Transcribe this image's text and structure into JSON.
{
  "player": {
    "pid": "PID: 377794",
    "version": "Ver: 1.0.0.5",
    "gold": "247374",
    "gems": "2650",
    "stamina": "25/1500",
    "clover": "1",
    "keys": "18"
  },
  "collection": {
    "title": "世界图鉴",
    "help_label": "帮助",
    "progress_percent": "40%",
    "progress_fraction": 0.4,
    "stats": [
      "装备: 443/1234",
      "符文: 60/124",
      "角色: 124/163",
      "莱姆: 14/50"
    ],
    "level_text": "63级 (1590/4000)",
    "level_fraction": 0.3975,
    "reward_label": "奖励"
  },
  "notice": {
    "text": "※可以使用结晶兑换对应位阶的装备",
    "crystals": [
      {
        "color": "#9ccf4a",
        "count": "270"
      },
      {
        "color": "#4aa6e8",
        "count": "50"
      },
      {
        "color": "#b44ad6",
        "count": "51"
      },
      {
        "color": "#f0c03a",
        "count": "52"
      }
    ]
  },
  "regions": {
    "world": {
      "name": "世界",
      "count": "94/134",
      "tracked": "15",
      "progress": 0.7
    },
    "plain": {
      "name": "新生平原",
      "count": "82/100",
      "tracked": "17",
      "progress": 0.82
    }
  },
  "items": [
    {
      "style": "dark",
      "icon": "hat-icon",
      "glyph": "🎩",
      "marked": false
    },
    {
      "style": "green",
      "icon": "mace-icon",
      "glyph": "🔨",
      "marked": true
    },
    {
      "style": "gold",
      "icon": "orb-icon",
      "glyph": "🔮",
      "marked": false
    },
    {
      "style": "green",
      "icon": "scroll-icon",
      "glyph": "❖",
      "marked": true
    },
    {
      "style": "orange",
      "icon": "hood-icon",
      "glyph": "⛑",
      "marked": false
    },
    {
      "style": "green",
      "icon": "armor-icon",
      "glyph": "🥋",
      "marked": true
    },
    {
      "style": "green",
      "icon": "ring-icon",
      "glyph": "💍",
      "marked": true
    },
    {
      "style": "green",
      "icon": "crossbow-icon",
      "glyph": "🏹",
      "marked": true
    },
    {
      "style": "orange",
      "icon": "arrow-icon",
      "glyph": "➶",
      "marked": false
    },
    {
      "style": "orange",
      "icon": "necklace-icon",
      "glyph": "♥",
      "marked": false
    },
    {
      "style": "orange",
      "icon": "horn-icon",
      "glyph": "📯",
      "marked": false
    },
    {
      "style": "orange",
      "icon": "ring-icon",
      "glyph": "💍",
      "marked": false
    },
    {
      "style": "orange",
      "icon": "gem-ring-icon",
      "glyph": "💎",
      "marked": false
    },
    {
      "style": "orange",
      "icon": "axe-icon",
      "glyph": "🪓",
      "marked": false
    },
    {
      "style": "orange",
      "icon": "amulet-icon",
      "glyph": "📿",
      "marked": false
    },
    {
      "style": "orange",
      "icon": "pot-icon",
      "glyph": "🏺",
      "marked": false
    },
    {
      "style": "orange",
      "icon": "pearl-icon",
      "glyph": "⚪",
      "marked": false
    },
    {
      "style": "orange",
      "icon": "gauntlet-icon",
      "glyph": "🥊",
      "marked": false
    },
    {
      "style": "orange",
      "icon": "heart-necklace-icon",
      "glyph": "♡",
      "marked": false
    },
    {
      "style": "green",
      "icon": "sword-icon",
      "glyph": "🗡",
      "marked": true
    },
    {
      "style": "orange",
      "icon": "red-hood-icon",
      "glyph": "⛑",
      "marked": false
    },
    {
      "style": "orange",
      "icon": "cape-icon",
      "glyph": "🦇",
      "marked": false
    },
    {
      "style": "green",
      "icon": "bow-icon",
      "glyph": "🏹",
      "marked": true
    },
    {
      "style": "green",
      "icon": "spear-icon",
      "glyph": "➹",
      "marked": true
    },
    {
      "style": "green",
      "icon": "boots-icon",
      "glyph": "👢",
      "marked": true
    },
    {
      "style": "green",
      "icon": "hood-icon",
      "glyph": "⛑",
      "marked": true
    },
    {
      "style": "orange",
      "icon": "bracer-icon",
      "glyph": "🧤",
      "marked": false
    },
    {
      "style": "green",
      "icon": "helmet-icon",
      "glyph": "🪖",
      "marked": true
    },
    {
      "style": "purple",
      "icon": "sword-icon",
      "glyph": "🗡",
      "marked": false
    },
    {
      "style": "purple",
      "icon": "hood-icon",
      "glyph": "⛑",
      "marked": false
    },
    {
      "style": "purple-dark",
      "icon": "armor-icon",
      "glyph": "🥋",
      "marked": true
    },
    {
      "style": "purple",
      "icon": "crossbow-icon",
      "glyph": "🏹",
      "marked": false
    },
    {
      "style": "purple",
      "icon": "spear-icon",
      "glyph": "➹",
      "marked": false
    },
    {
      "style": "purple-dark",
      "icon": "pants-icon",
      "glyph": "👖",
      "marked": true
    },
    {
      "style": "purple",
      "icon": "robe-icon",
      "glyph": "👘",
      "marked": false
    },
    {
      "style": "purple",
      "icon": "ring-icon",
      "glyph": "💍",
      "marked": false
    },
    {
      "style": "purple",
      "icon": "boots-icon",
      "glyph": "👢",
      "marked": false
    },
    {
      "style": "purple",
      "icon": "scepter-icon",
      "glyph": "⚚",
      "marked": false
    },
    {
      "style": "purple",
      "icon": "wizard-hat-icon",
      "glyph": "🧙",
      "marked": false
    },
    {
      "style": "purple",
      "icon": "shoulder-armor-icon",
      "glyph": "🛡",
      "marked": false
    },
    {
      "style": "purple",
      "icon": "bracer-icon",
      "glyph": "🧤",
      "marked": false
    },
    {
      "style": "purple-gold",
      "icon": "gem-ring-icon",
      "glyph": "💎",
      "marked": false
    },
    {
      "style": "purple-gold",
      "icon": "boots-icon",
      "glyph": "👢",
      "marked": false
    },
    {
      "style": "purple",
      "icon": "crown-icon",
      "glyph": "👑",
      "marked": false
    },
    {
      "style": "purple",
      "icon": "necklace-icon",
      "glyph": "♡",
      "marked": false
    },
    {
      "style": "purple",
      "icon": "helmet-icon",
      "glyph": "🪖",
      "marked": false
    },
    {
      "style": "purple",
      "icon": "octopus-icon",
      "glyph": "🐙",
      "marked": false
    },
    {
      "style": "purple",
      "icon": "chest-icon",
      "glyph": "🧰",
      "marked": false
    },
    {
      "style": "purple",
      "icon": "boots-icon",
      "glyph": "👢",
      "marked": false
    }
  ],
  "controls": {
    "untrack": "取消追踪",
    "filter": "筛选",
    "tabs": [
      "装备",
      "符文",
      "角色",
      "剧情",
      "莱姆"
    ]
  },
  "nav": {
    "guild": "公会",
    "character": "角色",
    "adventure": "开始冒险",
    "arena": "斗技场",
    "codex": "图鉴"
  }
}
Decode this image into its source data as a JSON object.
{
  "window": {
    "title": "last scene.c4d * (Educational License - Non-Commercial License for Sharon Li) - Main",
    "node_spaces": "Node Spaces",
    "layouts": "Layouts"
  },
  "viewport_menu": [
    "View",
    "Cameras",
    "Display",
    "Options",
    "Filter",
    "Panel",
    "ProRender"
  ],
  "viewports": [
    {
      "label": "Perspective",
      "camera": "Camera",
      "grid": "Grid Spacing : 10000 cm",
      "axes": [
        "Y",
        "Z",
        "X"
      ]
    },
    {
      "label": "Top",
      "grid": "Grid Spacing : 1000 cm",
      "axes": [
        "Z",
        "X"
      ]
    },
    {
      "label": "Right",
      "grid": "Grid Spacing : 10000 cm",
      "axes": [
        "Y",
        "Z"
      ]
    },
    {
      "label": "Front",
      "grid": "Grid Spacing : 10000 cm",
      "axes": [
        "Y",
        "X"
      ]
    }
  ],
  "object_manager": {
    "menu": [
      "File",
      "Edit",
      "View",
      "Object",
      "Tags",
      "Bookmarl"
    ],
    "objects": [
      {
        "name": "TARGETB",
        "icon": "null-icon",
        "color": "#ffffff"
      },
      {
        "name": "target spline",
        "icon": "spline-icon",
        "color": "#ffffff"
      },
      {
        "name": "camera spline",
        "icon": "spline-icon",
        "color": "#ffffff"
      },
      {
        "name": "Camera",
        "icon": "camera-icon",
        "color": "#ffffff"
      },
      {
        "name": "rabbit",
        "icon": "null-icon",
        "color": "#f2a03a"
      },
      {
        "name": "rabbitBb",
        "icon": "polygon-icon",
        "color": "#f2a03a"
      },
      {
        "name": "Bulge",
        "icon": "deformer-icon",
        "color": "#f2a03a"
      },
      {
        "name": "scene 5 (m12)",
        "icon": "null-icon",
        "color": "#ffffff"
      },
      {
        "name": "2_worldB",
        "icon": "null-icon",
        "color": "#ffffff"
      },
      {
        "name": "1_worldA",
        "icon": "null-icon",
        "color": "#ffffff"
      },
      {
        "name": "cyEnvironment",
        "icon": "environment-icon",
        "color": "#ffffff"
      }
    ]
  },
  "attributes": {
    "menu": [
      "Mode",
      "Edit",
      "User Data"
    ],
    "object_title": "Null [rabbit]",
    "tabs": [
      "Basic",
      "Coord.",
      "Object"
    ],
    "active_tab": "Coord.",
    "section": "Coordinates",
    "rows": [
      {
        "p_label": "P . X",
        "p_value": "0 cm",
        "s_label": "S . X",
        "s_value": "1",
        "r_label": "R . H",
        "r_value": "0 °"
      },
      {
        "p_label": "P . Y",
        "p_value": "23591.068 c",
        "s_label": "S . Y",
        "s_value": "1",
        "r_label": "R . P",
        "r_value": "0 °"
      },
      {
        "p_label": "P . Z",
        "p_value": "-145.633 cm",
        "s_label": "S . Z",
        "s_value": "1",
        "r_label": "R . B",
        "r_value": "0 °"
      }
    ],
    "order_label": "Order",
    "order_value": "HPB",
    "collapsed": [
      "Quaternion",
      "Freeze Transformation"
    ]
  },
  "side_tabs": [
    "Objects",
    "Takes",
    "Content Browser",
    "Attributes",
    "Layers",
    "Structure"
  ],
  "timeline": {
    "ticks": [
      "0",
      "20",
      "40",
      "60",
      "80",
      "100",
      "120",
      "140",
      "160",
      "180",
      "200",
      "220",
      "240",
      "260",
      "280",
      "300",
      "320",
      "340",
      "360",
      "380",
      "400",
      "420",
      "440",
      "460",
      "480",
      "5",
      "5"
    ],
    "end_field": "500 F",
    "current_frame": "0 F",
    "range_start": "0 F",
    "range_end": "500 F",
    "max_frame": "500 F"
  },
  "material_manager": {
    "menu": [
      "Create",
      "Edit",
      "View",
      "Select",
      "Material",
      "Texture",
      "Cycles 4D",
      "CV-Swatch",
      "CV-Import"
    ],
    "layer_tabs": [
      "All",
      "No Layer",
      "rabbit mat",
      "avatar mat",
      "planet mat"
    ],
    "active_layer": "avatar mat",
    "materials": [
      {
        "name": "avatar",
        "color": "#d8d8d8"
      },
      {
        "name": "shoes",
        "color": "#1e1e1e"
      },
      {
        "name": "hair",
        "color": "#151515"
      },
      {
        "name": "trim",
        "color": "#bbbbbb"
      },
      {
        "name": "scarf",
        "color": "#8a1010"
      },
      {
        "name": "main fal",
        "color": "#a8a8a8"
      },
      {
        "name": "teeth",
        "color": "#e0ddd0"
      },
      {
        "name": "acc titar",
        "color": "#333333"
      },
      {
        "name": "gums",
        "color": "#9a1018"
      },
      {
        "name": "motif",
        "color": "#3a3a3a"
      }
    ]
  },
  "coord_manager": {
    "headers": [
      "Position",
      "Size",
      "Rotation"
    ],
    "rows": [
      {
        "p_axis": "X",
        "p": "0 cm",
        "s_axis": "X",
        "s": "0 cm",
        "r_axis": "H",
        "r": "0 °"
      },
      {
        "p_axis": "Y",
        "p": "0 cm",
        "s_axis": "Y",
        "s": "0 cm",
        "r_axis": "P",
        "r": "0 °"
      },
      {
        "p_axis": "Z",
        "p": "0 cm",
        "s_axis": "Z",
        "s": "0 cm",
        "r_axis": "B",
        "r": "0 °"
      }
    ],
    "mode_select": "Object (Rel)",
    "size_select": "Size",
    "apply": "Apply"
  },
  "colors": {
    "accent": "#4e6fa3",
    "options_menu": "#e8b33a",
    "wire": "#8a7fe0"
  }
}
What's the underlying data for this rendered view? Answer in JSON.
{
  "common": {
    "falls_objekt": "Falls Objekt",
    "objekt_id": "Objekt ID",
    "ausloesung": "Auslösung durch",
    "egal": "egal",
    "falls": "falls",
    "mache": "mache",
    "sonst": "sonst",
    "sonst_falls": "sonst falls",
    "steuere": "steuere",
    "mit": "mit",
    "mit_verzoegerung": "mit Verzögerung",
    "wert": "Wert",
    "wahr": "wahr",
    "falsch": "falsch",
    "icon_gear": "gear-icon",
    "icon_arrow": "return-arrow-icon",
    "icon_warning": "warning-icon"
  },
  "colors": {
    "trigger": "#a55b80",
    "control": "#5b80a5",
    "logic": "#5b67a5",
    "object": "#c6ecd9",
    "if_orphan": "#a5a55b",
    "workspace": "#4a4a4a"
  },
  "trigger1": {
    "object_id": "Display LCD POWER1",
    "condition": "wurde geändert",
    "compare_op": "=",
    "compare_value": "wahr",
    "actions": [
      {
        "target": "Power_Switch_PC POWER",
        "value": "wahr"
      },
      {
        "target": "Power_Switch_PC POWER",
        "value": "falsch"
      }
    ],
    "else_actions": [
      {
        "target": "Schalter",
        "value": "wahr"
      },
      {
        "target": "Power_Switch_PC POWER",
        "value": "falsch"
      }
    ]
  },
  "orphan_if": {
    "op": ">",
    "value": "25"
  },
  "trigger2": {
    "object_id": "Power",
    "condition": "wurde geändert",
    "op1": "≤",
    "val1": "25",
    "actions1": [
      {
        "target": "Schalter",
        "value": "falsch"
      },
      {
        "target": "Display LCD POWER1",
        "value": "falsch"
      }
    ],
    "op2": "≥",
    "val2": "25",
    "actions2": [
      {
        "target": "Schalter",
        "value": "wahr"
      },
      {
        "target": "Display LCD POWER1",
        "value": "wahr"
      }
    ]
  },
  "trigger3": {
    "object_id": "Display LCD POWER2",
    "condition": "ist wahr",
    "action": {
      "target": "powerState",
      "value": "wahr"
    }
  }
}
+-------+
◆ **Exercise requirements**
The required answer is a single number: the count of lines in the entries that hold the string "gold".

◆ **Worked answer**
4